DATA PROVIDED:
╭──

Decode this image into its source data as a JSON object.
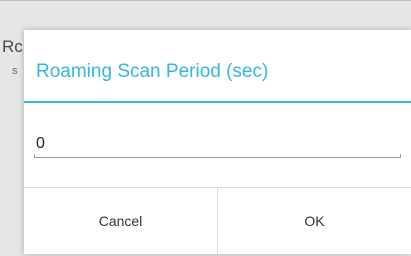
{
  "background": {
    "title": "Rc",
    "subtitle": "s"
  },
  "dialog": {
    "title": "Roaming Scan Period (sec)",
    "input_value": "0",
    "cancel_label": "Cancel",
    "ok_label": "OK",
    "accent_color": "#33b5e5"
  }
}
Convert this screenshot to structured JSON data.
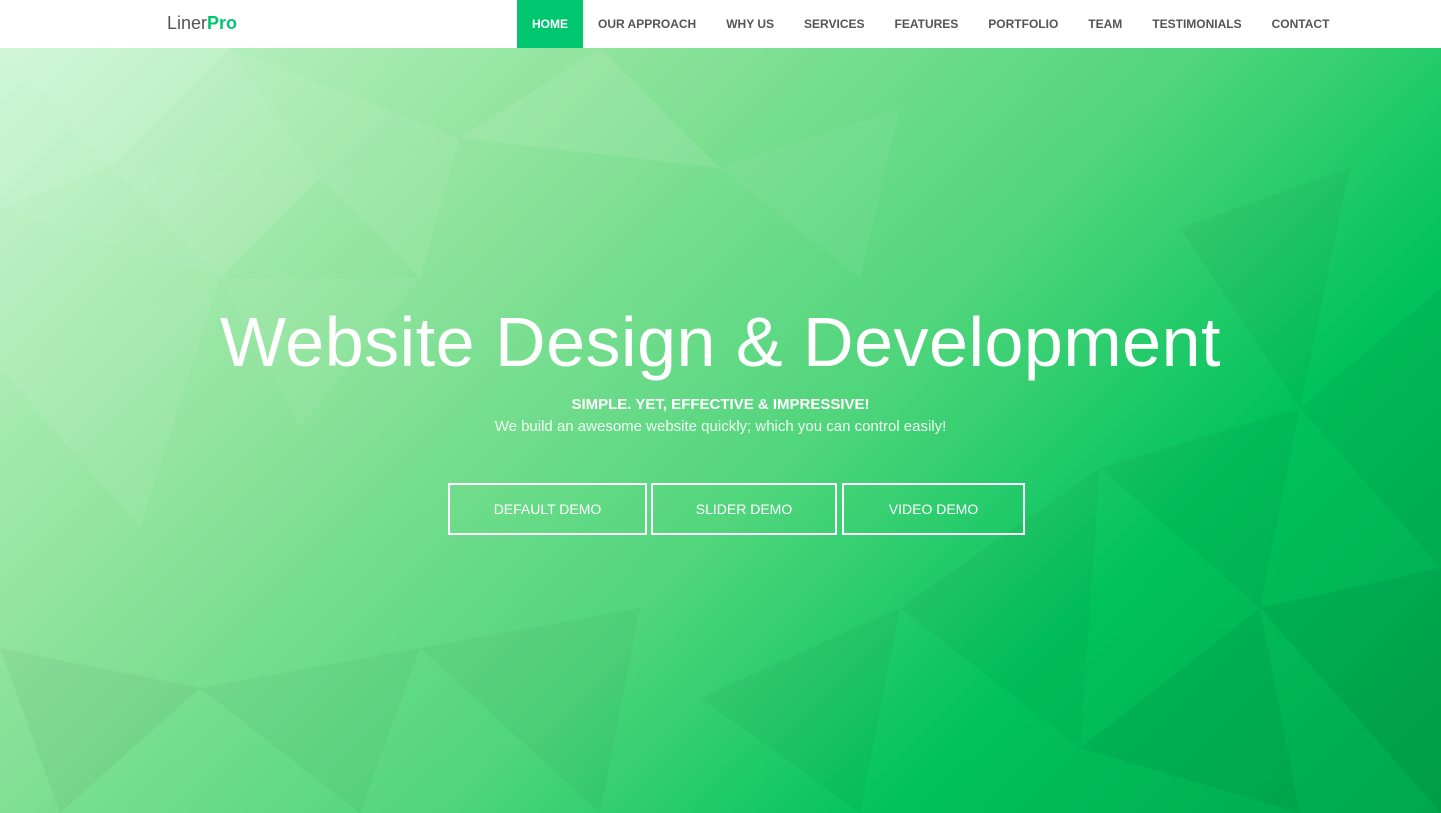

╰──

EXERCISE TASK: Skip the pictures and transcribe the rest of the records exactly.

WRITTEN ANSWER:
Decode this image into its source data as a JSON object.
{
  "background": {
    "title": "Rc",
    "subtitle": "s"
  },
  "dialog": {
    "title": "Roaming Scan Period (sec)",
    "input_value": "0",
    "cancel_label": "Cancel",
    "ok_label": "OK",
    "accent_color": "#33b5e5"
  }
}
Convert this screenshot to structured JSON data.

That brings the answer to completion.